-- START OF DATASET --

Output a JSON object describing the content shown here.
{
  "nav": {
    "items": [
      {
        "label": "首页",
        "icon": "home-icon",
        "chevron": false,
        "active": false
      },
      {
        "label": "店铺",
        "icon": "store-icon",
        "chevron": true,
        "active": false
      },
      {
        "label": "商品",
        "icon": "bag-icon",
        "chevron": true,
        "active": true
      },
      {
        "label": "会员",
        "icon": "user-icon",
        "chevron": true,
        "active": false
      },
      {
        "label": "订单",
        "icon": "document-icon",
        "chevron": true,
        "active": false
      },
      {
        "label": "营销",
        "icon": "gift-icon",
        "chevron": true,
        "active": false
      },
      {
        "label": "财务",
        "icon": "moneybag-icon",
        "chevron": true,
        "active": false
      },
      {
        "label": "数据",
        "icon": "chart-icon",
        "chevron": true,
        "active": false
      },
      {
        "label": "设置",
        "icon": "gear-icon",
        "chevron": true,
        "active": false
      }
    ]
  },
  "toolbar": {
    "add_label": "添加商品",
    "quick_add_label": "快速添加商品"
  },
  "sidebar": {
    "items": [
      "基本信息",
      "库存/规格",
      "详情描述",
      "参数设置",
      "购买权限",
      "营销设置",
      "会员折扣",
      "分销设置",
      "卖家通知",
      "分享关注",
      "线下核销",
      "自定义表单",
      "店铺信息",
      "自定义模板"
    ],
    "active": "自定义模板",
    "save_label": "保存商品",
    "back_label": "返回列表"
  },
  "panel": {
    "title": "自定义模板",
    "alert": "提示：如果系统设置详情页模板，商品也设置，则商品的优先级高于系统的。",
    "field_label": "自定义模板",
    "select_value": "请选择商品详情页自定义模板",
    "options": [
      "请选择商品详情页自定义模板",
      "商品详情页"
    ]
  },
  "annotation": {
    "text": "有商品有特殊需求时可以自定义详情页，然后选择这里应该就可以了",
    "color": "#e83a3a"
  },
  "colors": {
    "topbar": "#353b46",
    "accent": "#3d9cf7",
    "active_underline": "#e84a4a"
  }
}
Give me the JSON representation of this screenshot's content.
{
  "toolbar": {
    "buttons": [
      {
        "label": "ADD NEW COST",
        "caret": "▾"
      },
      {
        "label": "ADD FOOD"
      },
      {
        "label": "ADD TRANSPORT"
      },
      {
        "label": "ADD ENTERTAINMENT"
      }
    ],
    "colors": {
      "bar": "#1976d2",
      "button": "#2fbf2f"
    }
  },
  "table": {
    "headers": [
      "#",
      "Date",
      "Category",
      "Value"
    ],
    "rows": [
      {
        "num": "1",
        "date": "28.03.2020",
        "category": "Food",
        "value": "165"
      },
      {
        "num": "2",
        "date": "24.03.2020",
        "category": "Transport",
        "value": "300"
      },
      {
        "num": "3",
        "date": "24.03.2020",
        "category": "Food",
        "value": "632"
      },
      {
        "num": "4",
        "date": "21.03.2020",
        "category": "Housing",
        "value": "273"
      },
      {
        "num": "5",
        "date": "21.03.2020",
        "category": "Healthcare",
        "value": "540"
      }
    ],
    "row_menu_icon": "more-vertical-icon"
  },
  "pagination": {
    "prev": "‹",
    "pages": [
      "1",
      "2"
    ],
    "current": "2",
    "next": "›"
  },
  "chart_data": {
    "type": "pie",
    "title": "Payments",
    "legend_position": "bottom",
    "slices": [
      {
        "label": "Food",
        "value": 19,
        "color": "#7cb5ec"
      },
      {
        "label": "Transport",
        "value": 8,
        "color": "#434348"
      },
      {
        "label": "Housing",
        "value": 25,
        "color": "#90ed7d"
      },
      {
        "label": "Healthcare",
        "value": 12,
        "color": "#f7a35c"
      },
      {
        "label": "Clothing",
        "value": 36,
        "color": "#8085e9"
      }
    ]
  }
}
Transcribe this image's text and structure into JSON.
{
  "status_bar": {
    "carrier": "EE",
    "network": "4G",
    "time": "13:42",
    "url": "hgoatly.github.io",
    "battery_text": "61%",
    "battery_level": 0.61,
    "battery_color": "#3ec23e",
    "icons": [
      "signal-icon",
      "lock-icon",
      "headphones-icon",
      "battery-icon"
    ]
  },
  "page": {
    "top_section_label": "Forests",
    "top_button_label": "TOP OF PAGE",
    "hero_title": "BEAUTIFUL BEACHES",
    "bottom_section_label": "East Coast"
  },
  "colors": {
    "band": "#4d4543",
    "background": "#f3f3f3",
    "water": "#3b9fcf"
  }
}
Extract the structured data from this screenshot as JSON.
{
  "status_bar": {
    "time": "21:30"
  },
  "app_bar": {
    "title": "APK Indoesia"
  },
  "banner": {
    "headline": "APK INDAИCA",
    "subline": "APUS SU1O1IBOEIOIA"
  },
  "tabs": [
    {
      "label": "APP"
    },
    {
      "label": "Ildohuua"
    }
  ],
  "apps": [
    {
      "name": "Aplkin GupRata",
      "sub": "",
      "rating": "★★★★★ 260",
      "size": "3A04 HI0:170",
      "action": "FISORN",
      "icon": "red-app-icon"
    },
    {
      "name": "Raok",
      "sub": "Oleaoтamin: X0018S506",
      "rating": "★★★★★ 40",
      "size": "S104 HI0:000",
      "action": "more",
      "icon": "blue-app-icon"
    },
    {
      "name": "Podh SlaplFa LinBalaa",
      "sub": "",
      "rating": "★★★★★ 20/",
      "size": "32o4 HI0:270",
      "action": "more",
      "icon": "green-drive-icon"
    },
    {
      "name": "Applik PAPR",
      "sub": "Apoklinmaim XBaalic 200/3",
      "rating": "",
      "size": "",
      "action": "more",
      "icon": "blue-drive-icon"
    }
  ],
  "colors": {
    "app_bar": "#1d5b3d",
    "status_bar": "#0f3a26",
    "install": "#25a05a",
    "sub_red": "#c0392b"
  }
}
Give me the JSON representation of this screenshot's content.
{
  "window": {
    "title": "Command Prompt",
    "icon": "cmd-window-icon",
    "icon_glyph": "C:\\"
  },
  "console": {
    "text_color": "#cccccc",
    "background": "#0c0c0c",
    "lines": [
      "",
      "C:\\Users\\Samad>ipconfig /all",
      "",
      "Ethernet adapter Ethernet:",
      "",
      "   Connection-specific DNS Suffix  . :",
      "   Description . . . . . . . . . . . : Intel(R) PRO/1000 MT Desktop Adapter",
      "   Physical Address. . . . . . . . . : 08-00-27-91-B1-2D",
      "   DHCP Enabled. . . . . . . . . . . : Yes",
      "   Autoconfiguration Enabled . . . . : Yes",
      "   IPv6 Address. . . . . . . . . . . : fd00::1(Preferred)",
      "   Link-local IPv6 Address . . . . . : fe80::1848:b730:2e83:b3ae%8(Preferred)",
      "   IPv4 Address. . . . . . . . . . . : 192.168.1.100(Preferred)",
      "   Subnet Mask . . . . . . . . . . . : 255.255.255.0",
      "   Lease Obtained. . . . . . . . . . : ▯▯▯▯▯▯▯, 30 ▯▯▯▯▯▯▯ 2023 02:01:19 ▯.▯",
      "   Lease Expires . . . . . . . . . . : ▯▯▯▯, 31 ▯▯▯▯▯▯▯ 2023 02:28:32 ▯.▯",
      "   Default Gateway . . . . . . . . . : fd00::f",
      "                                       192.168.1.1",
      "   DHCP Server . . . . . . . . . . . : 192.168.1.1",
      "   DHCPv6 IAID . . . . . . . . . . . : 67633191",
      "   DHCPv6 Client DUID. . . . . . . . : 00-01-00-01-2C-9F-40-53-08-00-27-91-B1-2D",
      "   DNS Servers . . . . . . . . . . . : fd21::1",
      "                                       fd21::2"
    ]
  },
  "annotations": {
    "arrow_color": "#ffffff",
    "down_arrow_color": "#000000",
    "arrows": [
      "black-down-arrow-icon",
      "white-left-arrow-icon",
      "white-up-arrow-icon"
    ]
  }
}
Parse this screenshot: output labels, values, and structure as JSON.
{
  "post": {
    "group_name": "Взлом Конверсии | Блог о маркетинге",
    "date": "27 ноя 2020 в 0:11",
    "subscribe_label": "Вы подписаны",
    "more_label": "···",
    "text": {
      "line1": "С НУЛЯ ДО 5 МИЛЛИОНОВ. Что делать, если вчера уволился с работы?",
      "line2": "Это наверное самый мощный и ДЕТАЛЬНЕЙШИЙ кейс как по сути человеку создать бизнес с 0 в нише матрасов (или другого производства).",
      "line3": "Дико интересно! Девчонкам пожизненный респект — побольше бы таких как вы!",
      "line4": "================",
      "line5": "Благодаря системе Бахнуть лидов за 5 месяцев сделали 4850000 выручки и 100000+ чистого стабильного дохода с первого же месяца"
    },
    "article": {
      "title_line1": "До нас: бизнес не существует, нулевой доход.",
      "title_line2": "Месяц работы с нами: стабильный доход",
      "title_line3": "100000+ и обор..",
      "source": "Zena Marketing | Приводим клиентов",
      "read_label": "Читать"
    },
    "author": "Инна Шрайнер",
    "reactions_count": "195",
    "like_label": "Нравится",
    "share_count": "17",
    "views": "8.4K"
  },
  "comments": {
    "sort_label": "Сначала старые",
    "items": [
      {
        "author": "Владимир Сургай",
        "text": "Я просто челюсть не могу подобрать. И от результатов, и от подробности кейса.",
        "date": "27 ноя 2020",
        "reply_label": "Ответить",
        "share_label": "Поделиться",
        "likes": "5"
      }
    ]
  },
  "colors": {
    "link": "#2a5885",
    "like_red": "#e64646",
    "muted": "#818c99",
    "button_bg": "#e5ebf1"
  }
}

-- END OF DATASET --

WHAT THE TASK REQUIRES:
Copy each line of the records above that carries the word "Lease".

SOLUTION FOR THIS TASK:
      "   Lease Obtained. . . . . . . . . . : ▯▯▯▯▯▯▯, 30 ▯▯▯▯▯▯▯ 2023 02:01:19 ▯.▯",
      "   Lease Expires . . . . . . . . . . : ▯▯▯▯, 31 ▯▯▯▯▯▯▯ 2023 02:28:32 ▯.▯",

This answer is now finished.